**EXERCISE BRIEF**
Below is some material; set it all down exactly, apart from the pictures.

**TASK INPUT**
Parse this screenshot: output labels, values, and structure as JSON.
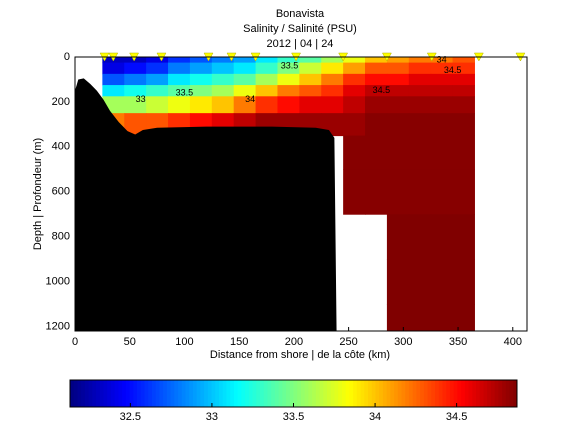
{
  "chart_data": {
    "type": "contour-section",
    "title": "Bonavista",
    "subtitle": "Salinity / Salinité (PSU)",
    "date": "2012 | 04 | 24",
    "xlabel": "Distance from shore | de la côte (km)",
    "ylabel": "Depth | Profondeur (m)",
    "xlim": [
      0,
      413
    ],
    "ylim": [
      0,
      1220
    ],
    "xticks": [
      0,
      50,
      100,
      150,
      200,
      250,
      300,
      350,
      400
    ],
    "yticks": [
      0,
      200,
      400,
      600,
      800,
      1000,
      1200
    ],
    "clim": [
      32.13,
      34.87
    ],
    "cticks": [
      32.5,
      33,
      33.5,
      34,
      34.5
    ],
    "stations": [
      27,
      35,
      54,
      79,
      122,
      143,
      165,
      202,
      245,
      285,
      326,
      369,
      407
    ],
    "columns": [
      35,
      55,
      75,
      95,
      115,
      135,
      155,
      175,
      195,
      215,
      235,
      255,
      275,
      295,
      315,
      335,
      355
    ],
    "depths": [
      0,
      50,
      100,
      150,
      200,
      300,
      400,
      600,
      800,
      1000,
      1200
    ],
    "salinity": [
      [
        32.3,
        32.3,
        32.4,
        32.6,
        32.7,
        32.8,
        32.9,
        33.1,
        33.3,
        33.4,
        33.6,
        33.8,
        34.0,
        34.1,
        34.2,
        34.2,
        34.3
      ],
      [
        32.4,
        32.5,
        32.6,
        32.8,
        32.9,
        33.0,
        33.1,
        33.3,
        33.5,
        33.7,
        33.9,
        34.1,
        34.3,
        34.3,
        34.4,
        34.4,
        34.4
      ],
      [
        32.7,
        32.8,
        32.9,
        33.1,
        33.2,
        33.3,
        33.4,
        33.6,
        33.8,
        34.0,
        34.2,
        34.4,
        34.5,
        34.5,
        34.6,
        34.6,
        34.6
      ],
      [
        33.1,
        33.2,
        33.3,
        33.4,
        33.5,
        33.6,
        33.8,
        34.0,
        34.2,
        34.3,
        34.4,
        34.6,
        34.7,
        34.7,
        34.7,
        34.7,
        34.7
      ],
      [
        33.6,
        33.6,
        33.7,
        33.8,
        33.9,
        34.0,
        34.2,
        34.4,
        34.5,
        34.6,
        34.6,
        34.7,
        34.8,
        34.8,
        34.8,
        34.8,
        34.8
      ],
      [
        34.2,
        34.3,
        34.3,
        34.4,
        34.5,
        34.6,
        34.7,
        34.8,
        34.8,
        34.8,
        34.8,
        34.8,
        34.85,
        34.85,
        34.85,
        34.85,
        34.85
      ],
      [
        null,
        null,
        null,
        null,
        null,
        null,
        null,
        null,
        null,
        null,
        null,
        34.85,
        34.85,
        34.85,
        34.85,
        34.85,
        34.85
      ],
      [
        null,
        null,
        null,
        null,
        null,
        null,
        null,
        null,
        null,
        null,
        null,
        34.85,
        34.85,
        34.85,
        34.85,
        34.85,
        34.85
      ],
      [
        null,
        null,
        null,
        null,
        null,
        null,
        null,
        null,
        null,
        null,
        null,
        null,
        null,
        34.88,
        34.88,
        34.88,
        34.88
      ],
      [
        null,
        null,
        null,
        null,
        null,
        null,
        null,
        null,
        null,
        null,
        null,
        null,
        null,
        34.88,
        34.88,
        34.88,
        34.88
      ],
      [
        null,
        null,
        null,
        null,
        null,
        null,
        null,
        null,
        null,
        null,
        null,
        null,
        null,
        34.88,
        34.88,
        34.88,
        34.88
      ]
    ],
    "bathymetry": {
      "x": [
        0,
        3,
        8,
        14,
        20,
        26,
        32,
        40,
        48,
        55,
        62,
        75,
        120,
        180,
        220,
        232,
        237,
        239
      ],
      "depth": [
        150,
        100,
        95,
        120,
        150,
        190,
        240,
        290,
        330,
        345,
        325,
        315,
        310,
        310,
        315,
        325,
        360,
        1220
      ]
    },
    "contour_labels": [
      {
        "x": 196,
        "depth": 40,
        "value": 33.5
      },
      {
        "x": 335,
        "depth": 15,
        "value": 34
      },
      {
        "x": 345,
        "depth": 60,
        "value": 34.5
      },
      {
        "x": 280,
        "depth": 150,
        "value": 34.5
      },
      {
        "x": 160,
        "depth": 190,
        "value": 34
      },
      {
        "x": 100,
        "depth": 160,
        "value": 33.5
      },
      {
        "x": 60,
        "depth": 190,
        "value": 33
      }
    ]
  }
}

**SOLUTION TO THIS PROBLEM**
Parse this screenshot: output labels, values, and structure as JSON.
{
  "chart_data": {
    "type": "contour-section",
    "title": "Bonavista",
    "subtitle": "Salinity / Salinité (PSU)",
    "date": "2012 | 04 | 24",
    "xlabel": "Distance from shore | de la côte (km)",
    "ylabel": "Depth | Profondeur (m)",
    "xlim": [
      0,
      413
    ],
    "ylim": [
      0,
      1220
    ],
    "xticks": [
      0,
      50,
      100,
      150,
      200,
      250,
      300,
      350,
      400
    ],
    "yticks": [
      0,
      200,
      400,
      600,
      800,
      1000,
      1200
    ],
    "clim": [
      32.13,
      34.87
    ],
    "cticks": [
      32.5,
      33,
      33.5,
      34,
      34.5
    ],
    "stations": [
      27,
      35,
      54,
      79,
      122,
      143,
      165,
      202,
      245,
      285,
      326,
      369,
      407
    ],
    "columns": [
      35,
      55,
      75,
      95,
      115,
      135,
      155,
      175,
      195,
      215,
      235,
      255,
      275,
      295,
      315,
      335,
      355
    ],
    "depths": [
      0,
      50,
      100,
      150,
      200,
      300,
      400,
      600,
      800,
      1000,
      1200
    ],
    "salinity": [
      [
        32.3,
        32.3,
        32.4,
        32.6,
        32.7,
        32.8,
        32.9,
        33.1,
        33.3,
        33.4,
        33.6,
        33.8,
        34.0,
        34.1,
        34.2,
        34.2,
        34.3
      ],
      [
        32.4,
        32.5,
        32.6,
        32.8,
        32.9,
        33.0,
        33.1,
        33.3,
        33.5,
        33.7,
        33.9,
        34.1,
        34.3,
        34.3,
        34.4,
        34.4,
        34.4
      ],
      [
        32.7,
        32.8,
        32.9,
        33.1,
        33.2,
        33.3,
        33.4,
        33.6,
        33.8,
        34.0,
        34.2,
        34.4,
        34.5,
        34.5,
        34.6,
        34.6,
        34.6
      ],
      [
        33.1,
        33.2,
        33.3,
        33.4,
        33.5,
        33.6,
        33.8,
        34.0,
        34.2,
        34.3,
        34.4,
        34.6,
        34.7,
        34.7,
        34.7,
        34.7,
        34.7
      ],
      [
        33.6,
        33.6,
        33.7,
        33.8,
        33.9,
        34.0,
        34.2,
        34.4,
        34.5,
        34.6,
        34.6,
        34.7,
        34.8,
        34.8,
        34.8,
        34.8,
        34.8
      ],
      [
        34.2,
        34.3,
        34.3,
        34.4,
        34.5,
        34.6,
        34.7,
        34.8,
        34.8,
        34.8,
        34.8,
        34.8,
        34.85,
        34.85,
        34.85,
        34.85,
        34.85
      ],
      [
        null,
        null,
        null,
        null,
        null,
        null,
        null,
        null,
        null,
        null,
        null,
        34.85,
        34.85,
        34.85,
        34.85,
        34.85,
        34.85
      ],
      [
        null,
        null,
        null,
        null,
        null,
        null,
        null,
        null,
        null,
        null,
        null,
        34.85,
        34.85,
        34.85,
        34.85,
        34.85,
        34.85
      ],
      [
        null,
        null,
        null,
        null,
        null,
        null,
        null,
        null,
        null,
        null,
        null,
        null,
        null,
        34.88,
        34.88,
        34.88,
        34.88
      ],
      [
        null,
        null,
        null,
        null,
        null,
        null,
        null,
        null,
        null,
        null,
        null,
        null,
        null,
        34.88,
        34.88,
        34.88,
        34.88
      ],
      [
        null,
        null,
        null,
        null,
        null,
        null,
        null,
        null,
        null,
        null,
        null,
        null,
        null,
        34.88,
        34.88,
        34.88,
        34.88
      ]
    ],
    "bathymetry": {
      "x": [
        0,
        3,
        8,
        14,
        20,
        26,
        32,
        40,
        48,
        55,
        62,
        75,
        120,
        180,
        220,
        232,
        237,
        239
      ],
      "depth": [
        150,
        100,
        95,
        120,
        150,
        190,
        240,
        290,
        330,
        345,
        325,
        315,
        310,
        310,
        315,
        325,
        360,
        1220
      ]
    },
    "contour_labels": [
      {
        "x": 196,
        "depth": 40,
        "value": 33.5
      },
      {
        "x": 335,
        "depth": 15,
        "value": 34
      },
      {
        "x": 345,
        "depth": 60,
        "value": 34.5
      },
      {
        "x": 280,
        "depth": 150,
        "value": 34.5
      },
      {
        "x": 160,
        "depth": 190,
        "value": 34
      },
      {
        "x": 100,
        "depth": 160,
        "value": 33.5
      },
      {
        "x": 60,
        "depth": 190,
        "value": 33
      }
    ]
  }
}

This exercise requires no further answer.